In the passage on Jewish law and debt, copy the stretch from "Judaism, on the" through "resilient and self-sufficient." and put "ranking" in place of "hierarchy".
BEGIN SELECTED TEXT
Jewish law, in its infinite wisdom, offers a simple answer to this question: until the debt is paid.
That may sound harsh. It may also evoke St. Paul’s harsh judgment about Judaism being the religion of law while Christianity was the religion of love. In Matthew, after all, we get a choice parable about debt: A servant goes before his master, owing 10,000 bags of gold. He is unable to pay, and so the master orders that all of the servant’s property, including his wife and children, be taken away from him. The servant begs for mercy; “Be patient with me,” he pleads, “and I will pay back everything.” The master takes pity on the servant, forgives his debt, and lets him go. Jubilant, the servant walks outside and meets another servant who owes him a hundred silver coins. He grabs his debtor, chokes him, and demands the money. “Be patient with me,” says the other servant, “and I will pay back everything.” But the first servant refuses; instead, he has his debtor thrown in prison until he can pay back the silver. Word of this travels back to the master, who is so livid at the first servant’s inability to show his fellow man the same quality of mercy he himself had enjoyed that he has him jailed and tortured. “This,” Jesus concludes by saying, “is how my heavenly Father will treat each of you unless you forgive your brother or sister from your heart.”
It’s a moving story, but it solves very few problems. We humans are not divine, and our interactions are rarely guided solely by spiritual edicts. We’re a transactional species; what we need is not a parable but contract law. This realization haunted Christianity throughout much of its early years as an ascendant religion. Read Peter Brown’s majestic Through the Eye of a Needle: Wealth, the Fall of Rome, and the Making of Christianity in the West, 350-550 A.D., and you’ll get a fine portrayal of how a Roman economy based on a model of civic obligation was gradually replaced by a “new emphasis on the supernatural efficacy of the Christian gift.” Charity, debt, wealth—all were governed by a set of theological entanglements that sanctified poverty even as the church grew richer and more powerful. All the while, it tried to negotiate the practical meaning of Jesus’ insistence that the affluent had little reason to expect any part of the kingdom of heaven.
Judaism, on the other hand, delivered a more earthly account. While advocating the forgiveness of debt every seven years as a measure against destitution, it nonetheless realized the need to approach economic questions in all their thorniness, stacking the Talmud with numerous in-depth discussions about loans, interest rates, and other practicalities. But the essence of the religion’s approach to these matters was best captured, as is so often the case, by Maimonides, who famously offered up a hierarchy of eight levels of charity. At its bottom was begrudged giving; at its top, supporting a fellow Jew by empowering him to grow resilient and self-sufficient.
END SELECTED TEXT
BEGIN DATA SECTION
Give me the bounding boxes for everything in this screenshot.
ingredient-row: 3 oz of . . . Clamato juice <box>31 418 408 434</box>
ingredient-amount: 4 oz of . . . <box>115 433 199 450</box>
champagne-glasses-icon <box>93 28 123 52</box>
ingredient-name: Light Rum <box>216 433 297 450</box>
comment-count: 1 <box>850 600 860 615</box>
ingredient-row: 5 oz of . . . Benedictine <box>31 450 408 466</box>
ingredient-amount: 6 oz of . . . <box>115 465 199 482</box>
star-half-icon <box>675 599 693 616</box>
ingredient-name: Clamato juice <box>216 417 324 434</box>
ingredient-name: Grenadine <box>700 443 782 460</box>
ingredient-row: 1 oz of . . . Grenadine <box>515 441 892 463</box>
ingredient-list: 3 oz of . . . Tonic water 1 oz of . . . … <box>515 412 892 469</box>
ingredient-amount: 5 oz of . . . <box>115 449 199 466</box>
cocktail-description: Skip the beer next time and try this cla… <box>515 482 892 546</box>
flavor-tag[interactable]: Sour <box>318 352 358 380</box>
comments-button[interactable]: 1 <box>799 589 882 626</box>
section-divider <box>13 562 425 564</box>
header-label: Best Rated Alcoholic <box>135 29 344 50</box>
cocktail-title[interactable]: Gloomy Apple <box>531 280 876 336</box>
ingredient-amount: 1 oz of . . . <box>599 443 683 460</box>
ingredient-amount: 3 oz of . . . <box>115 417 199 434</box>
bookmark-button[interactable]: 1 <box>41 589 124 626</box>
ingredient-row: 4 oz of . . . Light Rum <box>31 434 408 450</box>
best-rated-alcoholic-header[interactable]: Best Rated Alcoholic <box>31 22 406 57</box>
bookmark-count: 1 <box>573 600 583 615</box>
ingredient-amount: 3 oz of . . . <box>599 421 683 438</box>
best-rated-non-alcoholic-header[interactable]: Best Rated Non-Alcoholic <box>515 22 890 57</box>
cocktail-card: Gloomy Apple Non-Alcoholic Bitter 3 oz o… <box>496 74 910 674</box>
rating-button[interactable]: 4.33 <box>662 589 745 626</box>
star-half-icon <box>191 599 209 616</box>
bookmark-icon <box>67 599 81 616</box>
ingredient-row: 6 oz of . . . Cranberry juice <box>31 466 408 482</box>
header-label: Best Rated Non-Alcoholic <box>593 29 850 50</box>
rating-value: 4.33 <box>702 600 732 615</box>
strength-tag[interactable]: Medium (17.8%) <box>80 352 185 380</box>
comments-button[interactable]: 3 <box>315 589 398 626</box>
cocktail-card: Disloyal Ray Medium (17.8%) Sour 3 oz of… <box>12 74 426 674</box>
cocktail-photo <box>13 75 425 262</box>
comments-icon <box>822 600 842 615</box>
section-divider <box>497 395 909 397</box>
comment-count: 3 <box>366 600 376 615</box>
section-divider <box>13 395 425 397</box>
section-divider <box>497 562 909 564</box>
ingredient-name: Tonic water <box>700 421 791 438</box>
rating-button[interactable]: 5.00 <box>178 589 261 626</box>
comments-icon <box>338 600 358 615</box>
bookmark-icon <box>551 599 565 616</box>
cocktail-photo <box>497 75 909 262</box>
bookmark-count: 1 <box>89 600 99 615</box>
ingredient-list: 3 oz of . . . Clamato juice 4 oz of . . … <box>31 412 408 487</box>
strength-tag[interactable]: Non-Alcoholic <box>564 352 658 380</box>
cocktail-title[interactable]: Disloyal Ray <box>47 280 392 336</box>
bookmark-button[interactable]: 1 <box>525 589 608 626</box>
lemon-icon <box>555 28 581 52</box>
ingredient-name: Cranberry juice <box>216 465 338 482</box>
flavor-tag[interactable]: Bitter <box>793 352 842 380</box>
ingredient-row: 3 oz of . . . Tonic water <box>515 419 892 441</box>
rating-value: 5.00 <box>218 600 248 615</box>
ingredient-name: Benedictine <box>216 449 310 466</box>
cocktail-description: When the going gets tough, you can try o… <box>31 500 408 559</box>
END DATA SECTION
### RESULT BELOW
Judaism, on the other hand, delivered a more earthly account. While advocating the forgiveness of debt every seven years as a measure against destitution, it nonetheless realized the need to approach economic questions in all their thorniness, stacking the Talmud with numerous in-depth discussions about loans, interest rates, and other practicalities. But the essence of the religion’s approach to these matters was best captured, as is so often the case, by Maimonides, who famously offered up a ranking of eight levels of charity. At its bottom was begrudged giving; at its top, supporting a fellow Jew by empowering him to grow resilient and self-sufficient.